#### INSTRUÇÕES E REQUISITOS:
Determine quantas linhas dos dados contêm a sequência "plot", diferenciando maiúsculas de minúsculas. Informe somente esse número.

#### MATERIAL APRESENTADO:
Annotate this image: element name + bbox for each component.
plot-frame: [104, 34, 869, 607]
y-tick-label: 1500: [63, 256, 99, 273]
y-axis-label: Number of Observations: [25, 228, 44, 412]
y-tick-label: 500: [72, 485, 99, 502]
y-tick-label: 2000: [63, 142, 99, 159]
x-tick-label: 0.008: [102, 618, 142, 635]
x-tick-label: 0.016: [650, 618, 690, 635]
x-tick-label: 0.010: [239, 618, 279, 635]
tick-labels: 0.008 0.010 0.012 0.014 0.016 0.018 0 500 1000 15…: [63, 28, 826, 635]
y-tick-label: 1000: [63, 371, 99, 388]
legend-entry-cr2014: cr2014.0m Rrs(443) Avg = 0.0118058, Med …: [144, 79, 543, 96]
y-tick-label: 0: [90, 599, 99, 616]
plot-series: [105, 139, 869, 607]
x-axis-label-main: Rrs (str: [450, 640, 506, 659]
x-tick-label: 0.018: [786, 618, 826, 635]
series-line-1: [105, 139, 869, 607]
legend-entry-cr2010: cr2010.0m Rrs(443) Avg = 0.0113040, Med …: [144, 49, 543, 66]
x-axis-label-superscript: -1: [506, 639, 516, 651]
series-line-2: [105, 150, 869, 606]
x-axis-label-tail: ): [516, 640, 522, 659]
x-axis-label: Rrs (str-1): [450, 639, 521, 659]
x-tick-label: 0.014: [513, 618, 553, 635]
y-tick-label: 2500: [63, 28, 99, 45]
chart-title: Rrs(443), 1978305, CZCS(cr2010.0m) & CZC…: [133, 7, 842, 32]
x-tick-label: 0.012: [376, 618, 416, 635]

* * *

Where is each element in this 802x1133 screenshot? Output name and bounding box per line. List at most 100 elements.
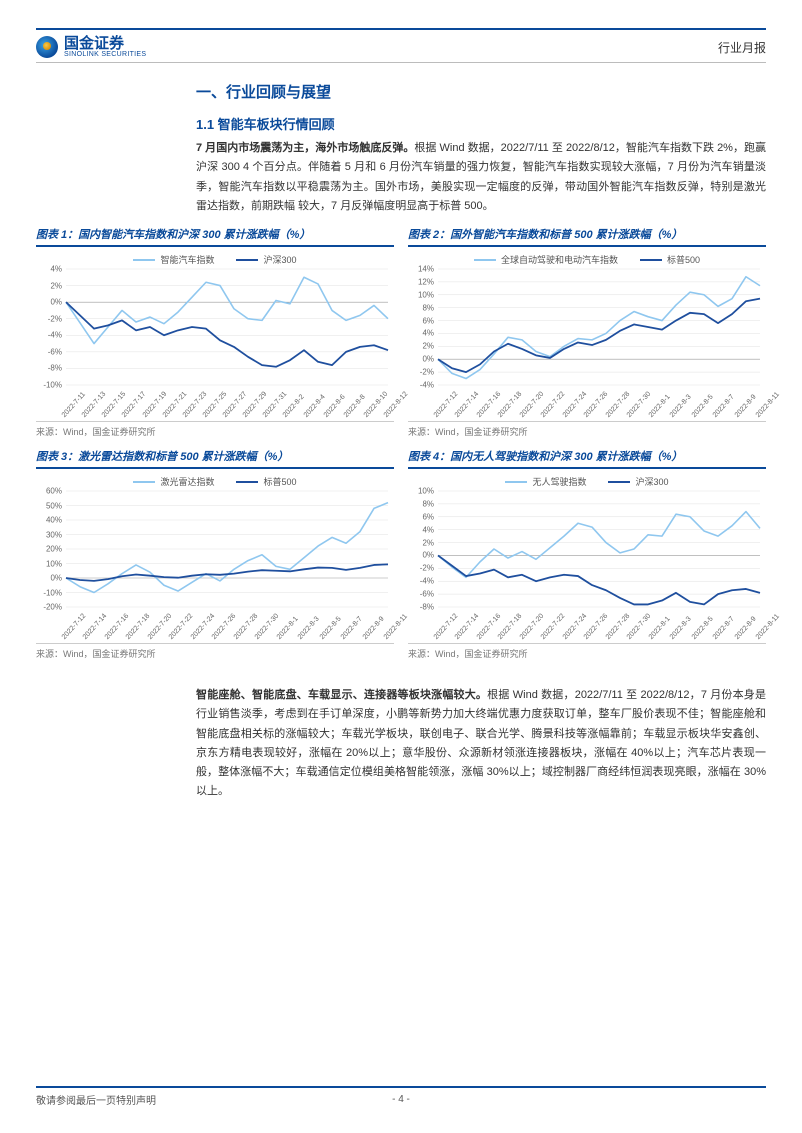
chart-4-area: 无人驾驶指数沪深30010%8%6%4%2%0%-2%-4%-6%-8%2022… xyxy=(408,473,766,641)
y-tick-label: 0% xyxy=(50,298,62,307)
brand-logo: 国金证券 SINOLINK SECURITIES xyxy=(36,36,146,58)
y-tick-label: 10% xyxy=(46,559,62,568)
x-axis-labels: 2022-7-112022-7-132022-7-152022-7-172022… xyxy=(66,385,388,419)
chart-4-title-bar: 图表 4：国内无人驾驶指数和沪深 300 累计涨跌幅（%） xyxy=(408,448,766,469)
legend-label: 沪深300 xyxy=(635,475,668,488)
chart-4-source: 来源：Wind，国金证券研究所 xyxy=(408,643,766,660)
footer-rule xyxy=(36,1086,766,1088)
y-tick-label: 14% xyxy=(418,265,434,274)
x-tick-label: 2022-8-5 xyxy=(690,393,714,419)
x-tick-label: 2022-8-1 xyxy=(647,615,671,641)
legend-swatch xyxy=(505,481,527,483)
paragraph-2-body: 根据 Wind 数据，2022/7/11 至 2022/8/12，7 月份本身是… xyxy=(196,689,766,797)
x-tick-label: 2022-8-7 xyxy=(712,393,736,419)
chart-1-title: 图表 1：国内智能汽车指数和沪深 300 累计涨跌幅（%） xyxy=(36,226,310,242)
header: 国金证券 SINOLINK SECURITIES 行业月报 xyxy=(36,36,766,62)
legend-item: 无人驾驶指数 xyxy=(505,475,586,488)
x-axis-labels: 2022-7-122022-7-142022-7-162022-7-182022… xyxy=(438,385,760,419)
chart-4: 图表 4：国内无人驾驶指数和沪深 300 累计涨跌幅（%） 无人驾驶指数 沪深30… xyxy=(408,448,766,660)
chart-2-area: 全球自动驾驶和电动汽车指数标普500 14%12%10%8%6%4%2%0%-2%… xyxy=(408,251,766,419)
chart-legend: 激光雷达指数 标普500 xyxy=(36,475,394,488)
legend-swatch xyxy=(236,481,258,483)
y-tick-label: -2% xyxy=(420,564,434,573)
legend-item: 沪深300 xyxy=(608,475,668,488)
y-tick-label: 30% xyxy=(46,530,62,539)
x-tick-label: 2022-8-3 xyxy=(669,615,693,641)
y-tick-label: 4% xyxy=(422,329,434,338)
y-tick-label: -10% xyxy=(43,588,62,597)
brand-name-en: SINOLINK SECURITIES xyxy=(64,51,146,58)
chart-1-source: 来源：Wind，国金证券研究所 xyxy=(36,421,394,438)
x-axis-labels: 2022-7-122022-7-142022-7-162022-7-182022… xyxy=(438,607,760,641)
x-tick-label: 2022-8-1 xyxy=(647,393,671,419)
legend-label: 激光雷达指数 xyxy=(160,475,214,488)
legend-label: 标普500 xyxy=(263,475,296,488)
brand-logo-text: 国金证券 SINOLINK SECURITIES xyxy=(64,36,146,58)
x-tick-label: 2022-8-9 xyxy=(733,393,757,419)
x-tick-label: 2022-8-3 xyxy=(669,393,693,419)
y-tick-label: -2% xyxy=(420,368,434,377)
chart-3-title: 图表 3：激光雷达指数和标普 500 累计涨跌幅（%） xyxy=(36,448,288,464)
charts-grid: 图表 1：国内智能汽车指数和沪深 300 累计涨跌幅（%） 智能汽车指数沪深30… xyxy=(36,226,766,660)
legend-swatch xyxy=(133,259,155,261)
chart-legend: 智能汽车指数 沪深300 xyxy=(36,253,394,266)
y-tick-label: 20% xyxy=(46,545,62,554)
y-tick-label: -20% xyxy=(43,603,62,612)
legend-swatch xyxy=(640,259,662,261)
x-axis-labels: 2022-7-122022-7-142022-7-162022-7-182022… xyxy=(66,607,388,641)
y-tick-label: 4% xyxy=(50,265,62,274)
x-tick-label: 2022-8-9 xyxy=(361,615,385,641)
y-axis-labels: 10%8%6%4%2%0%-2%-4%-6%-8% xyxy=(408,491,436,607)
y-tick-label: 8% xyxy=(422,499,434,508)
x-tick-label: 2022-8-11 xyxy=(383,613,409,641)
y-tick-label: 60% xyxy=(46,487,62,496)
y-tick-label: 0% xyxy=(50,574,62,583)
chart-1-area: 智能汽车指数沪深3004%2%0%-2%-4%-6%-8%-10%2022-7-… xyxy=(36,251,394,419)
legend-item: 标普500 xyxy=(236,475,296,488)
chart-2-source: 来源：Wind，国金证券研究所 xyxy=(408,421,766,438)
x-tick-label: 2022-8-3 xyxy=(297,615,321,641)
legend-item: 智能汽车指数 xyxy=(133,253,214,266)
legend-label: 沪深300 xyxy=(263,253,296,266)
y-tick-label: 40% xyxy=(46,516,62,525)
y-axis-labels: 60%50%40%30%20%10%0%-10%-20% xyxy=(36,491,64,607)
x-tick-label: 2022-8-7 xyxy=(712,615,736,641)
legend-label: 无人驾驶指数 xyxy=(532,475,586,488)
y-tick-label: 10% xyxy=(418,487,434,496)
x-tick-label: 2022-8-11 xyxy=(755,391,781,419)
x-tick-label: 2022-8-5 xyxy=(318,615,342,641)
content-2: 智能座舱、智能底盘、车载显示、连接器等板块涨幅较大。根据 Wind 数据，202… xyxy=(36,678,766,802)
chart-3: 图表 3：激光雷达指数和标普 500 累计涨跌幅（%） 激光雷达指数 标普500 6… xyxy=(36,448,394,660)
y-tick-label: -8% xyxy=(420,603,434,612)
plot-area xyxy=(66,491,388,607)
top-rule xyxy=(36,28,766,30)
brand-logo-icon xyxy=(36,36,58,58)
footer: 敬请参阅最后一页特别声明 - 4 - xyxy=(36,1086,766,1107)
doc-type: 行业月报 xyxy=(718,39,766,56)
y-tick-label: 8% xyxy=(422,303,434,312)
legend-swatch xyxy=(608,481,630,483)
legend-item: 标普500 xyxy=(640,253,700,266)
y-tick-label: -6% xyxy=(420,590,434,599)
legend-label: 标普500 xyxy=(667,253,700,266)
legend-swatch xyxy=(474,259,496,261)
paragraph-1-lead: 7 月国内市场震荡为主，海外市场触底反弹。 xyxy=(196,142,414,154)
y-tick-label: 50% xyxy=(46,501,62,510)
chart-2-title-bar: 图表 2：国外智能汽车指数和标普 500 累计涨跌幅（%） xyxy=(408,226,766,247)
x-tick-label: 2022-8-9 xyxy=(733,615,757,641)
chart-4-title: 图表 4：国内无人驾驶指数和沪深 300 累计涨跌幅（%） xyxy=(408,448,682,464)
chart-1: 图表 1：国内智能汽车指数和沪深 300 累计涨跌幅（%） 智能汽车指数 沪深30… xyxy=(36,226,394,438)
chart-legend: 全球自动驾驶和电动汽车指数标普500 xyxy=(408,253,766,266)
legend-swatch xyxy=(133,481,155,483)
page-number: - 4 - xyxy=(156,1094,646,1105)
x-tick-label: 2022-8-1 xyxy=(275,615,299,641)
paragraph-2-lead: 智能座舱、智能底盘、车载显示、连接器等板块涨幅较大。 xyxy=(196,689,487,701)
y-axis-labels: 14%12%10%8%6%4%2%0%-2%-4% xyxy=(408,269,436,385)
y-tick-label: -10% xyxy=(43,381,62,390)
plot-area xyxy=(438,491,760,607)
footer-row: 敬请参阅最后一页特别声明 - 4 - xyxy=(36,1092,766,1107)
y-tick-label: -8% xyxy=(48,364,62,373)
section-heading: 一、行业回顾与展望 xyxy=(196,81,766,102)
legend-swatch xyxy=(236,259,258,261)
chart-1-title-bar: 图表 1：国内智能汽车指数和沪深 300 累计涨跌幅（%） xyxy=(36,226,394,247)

--

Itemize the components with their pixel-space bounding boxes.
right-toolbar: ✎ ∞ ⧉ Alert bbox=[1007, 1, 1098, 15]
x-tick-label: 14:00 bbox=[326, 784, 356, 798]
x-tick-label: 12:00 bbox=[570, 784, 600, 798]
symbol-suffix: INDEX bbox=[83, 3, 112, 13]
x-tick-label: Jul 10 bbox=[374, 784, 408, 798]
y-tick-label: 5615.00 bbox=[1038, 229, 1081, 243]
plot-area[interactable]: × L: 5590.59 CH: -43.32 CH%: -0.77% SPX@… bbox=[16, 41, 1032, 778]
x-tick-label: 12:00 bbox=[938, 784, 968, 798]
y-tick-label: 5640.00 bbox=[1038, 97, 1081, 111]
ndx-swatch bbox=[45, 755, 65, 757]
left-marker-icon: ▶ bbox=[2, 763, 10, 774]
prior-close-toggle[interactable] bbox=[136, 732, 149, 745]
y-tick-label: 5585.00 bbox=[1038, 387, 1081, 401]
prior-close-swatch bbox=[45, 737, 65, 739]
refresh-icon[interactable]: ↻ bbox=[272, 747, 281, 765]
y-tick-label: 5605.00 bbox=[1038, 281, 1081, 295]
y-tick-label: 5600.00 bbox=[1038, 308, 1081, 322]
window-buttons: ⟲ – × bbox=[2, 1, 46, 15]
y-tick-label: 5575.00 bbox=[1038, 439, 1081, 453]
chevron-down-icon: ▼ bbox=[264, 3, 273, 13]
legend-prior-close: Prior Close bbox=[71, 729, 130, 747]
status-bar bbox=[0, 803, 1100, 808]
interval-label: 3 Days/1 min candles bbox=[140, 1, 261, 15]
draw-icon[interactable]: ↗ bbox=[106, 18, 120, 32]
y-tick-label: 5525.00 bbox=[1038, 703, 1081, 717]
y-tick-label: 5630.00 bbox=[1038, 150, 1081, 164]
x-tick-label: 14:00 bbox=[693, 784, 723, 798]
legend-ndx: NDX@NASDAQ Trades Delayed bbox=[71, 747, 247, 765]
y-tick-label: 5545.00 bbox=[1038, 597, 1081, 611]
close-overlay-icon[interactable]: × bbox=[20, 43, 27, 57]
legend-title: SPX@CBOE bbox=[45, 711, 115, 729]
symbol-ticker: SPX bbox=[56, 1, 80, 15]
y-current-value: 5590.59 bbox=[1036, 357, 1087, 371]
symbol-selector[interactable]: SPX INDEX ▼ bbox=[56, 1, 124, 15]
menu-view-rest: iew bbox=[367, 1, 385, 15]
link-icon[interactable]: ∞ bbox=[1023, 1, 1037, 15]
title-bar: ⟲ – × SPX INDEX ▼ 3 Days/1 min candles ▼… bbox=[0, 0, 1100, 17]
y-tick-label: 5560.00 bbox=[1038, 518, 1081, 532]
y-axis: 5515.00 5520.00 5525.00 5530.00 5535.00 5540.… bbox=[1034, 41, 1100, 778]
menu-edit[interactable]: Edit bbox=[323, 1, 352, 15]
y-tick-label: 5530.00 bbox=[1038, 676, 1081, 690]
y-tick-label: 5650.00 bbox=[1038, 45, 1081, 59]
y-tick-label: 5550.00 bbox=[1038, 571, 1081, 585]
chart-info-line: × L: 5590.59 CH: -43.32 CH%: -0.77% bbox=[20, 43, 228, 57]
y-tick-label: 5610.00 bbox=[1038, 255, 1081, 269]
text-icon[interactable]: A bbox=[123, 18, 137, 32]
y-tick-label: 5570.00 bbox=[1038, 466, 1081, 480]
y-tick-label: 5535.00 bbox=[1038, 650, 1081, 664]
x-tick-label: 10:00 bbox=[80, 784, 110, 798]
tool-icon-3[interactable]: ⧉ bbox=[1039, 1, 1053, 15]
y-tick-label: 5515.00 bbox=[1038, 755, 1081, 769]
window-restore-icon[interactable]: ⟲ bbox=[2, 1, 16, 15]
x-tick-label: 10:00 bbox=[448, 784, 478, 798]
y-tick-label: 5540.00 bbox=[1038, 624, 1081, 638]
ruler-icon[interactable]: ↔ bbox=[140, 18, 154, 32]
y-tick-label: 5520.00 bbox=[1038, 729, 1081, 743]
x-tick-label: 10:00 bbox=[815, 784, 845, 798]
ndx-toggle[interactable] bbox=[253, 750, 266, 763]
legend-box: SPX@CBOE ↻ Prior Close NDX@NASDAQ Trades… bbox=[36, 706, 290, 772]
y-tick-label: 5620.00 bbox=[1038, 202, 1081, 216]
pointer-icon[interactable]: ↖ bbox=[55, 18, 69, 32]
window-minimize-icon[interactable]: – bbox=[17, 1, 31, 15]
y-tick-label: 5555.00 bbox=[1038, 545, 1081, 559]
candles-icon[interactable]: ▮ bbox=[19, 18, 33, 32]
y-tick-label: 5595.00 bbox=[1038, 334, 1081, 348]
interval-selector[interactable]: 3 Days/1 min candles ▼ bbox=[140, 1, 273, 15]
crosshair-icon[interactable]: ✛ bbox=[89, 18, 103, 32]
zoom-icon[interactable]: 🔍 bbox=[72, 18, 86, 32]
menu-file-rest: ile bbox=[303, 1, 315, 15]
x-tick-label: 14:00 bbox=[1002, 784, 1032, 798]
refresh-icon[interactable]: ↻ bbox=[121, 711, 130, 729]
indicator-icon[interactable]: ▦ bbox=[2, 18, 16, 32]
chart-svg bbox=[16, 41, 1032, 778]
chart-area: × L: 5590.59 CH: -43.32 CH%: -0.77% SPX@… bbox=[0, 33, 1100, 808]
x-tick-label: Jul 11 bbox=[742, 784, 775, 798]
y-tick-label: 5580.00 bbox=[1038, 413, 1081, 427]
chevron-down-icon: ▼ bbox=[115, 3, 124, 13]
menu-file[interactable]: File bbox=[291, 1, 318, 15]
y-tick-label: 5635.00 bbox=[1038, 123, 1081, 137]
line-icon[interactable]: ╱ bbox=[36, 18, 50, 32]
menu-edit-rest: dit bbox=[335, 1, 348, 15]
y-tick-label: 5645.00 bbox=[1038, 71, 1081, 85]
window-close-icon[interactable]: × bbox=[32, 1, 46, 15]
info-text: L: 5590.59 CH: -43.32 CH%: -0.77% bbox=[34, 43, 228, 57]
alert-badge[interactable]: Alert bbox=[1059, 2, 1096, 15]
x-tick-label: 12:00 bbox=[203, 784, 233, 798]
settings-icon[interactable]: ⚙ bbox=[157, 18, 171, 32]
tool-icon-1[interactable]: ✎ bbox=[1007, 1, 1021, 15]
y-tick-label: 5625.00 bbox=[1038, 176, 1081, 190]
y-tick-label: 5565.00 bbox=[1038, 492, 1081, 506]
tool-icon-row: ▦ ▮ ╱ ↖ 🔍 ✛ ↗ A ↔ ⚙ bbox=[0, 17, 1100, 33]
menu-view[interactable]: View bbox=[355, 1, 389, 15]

#### RESULTADO:
5